Your task is to repeat all of the data exactly while excluding the pictures.

======== Records for the exercise

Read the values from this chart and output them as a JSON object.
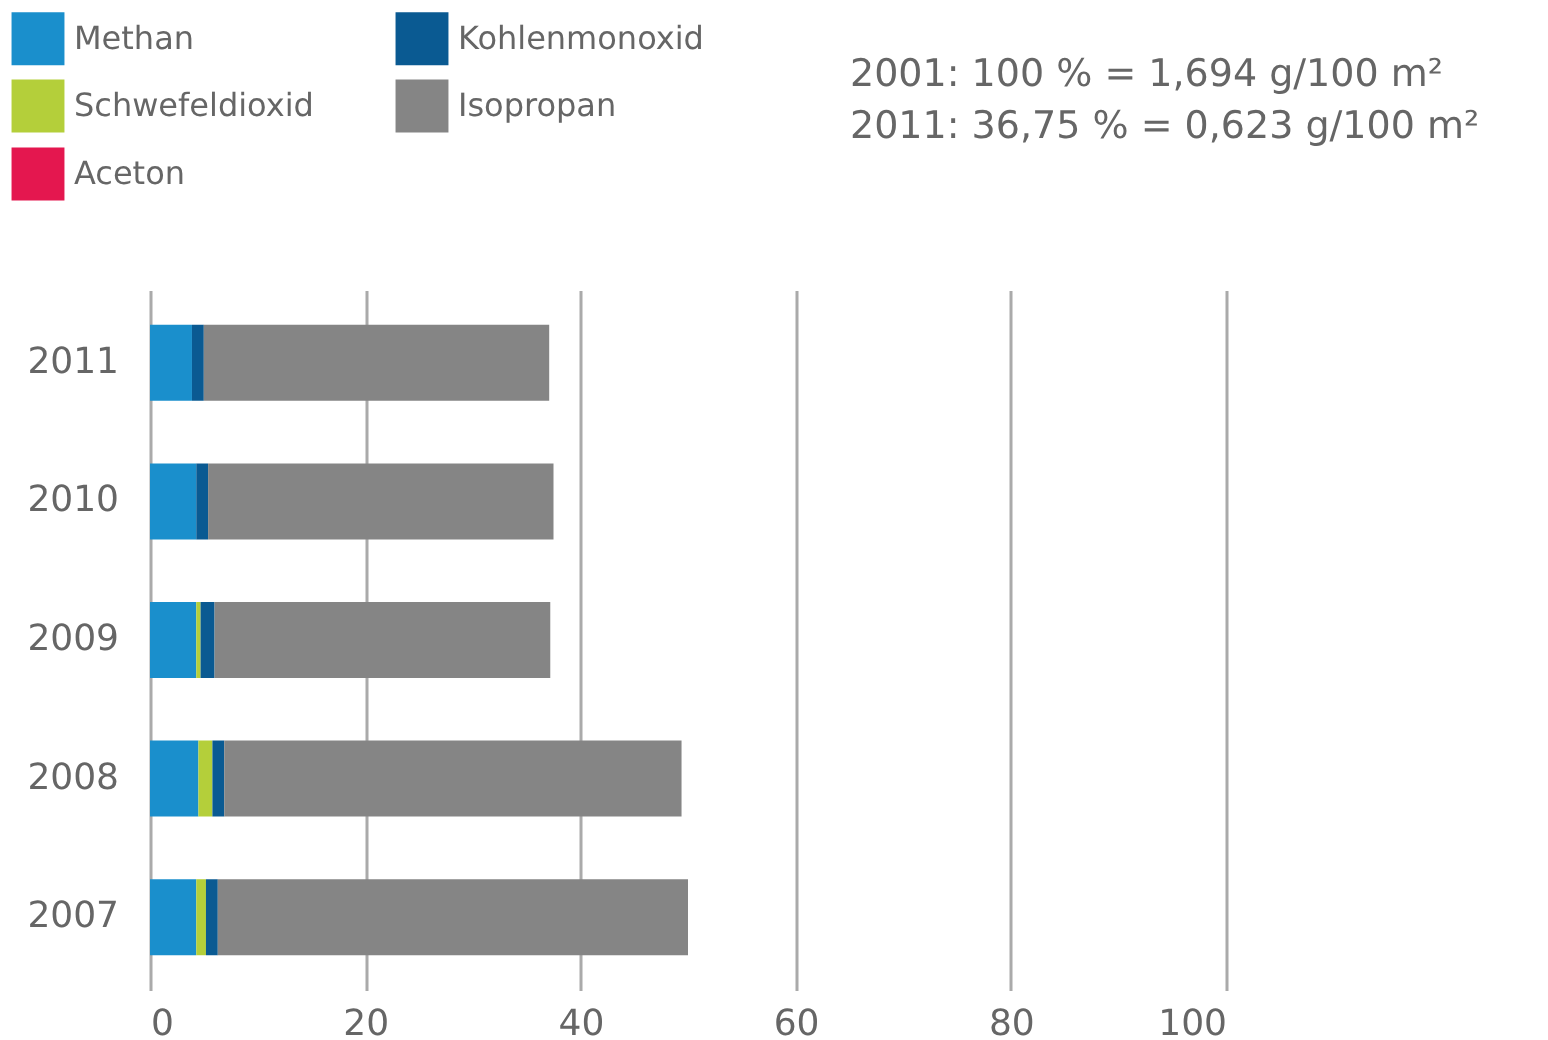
{
  "chart_data": {
    "type": "bar",
    "orientation": "horizontal",
    "stacked": true,
    "categories": [
      "2011",
      "2010",
      "2009",
      "2008",
      "2007"
    ],
    "series": [
      {
        "name": "Methan",
        "color": "#1a8fcc",
        "values": [
          3.9,
          4.3,
          4.3,
          4.5,
          4.3
        ]
      },
      {
        "name": "Schwefeldioxid",
        "color": "#b4cf3a",
        "values": [
          0,
          0,
          0.4,
          1.3,
          0.9
        ]
      },
      {
        "name": "Aceton",
        "color": "#e4174f",
        "values": [
          0,
          0,
          0,
          0,
          0
        ]
      },
      {
        "name": "Kohlenmonoxid",
        "color": "#0a5a92",
        "values": [
          1.1,
          1.1,
          1.3,
          1.1,
          1.1
        ]
      },
      {
        "name": "Isopropan",
        "color": "#858585",
        "values": [
          32.1,
          32.1,
          31.2,
          42.5,
          43.7
        ]
      }
    ],
    "xlim": [
      0,
      100
    ],
    "xticks": [
      0,
      20,
      40,
      60,
      80,
      100
    ],
    "grid": "x",
    "legend": "top left",
    "annotations": [
      "2001: 100 % = 1,694 g/100 m²",
      "2011: 36,75 % = 0,623 g/100 m²"
    ]
  }
}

================

Solution for this problem:
Read the values from this chart and output them as a JSON object.
{
  "chart_data": {
    "type": "bar",
    "orientation": "horizontal",
    "stacked": true,
    "categories": [
      "2011",
      "2010",
      "2009",
      "2008",
      "2007"
    ],
    "series": [
      {
        "name": "Methan",
        "color": "#1a8fcc",
        "values": [
          3.9,
          4.3,
          4.3,
          4.5,
          4.3
        ]
      },
      {
        "name": "Schwefeldioxid",
        "color": "#b4cf3a",
        "values": [
          0,
          0,
          0.4,
          1.3,
          0.9
        ]
      },
      {
        "name": "Aceton",
        "color": "#e4174f",
        "values": [
          0,
          0,
          0,
          0,
          0
        ]
      },
      {
        "name": "Kohlenmonoxid",
        "color": "#0a5a92",
        "values": [
          1.1,
          1.1,
          1.3,
          1.1,
          1.1
        ]
      },
      {
        "name": "Isopropan",
        "color": "#858585",
        "values": [
          32.1,
          32.1,
          31.2,
          42.5,
          43.7
        ]
      }
    ],
    "xlim": [
      0,
      100
    ],
    "xticks": [
      0,
      20,
      40,
      60,
      80,
      100
    ],
    "grid": "x",
    "legend": "top left",
    "annotations": [
      "2001: 100 % = 1,694 g/100 m²",
      "2011: 36,75 % = 0,623 g/100 m²"
    ]
  }
}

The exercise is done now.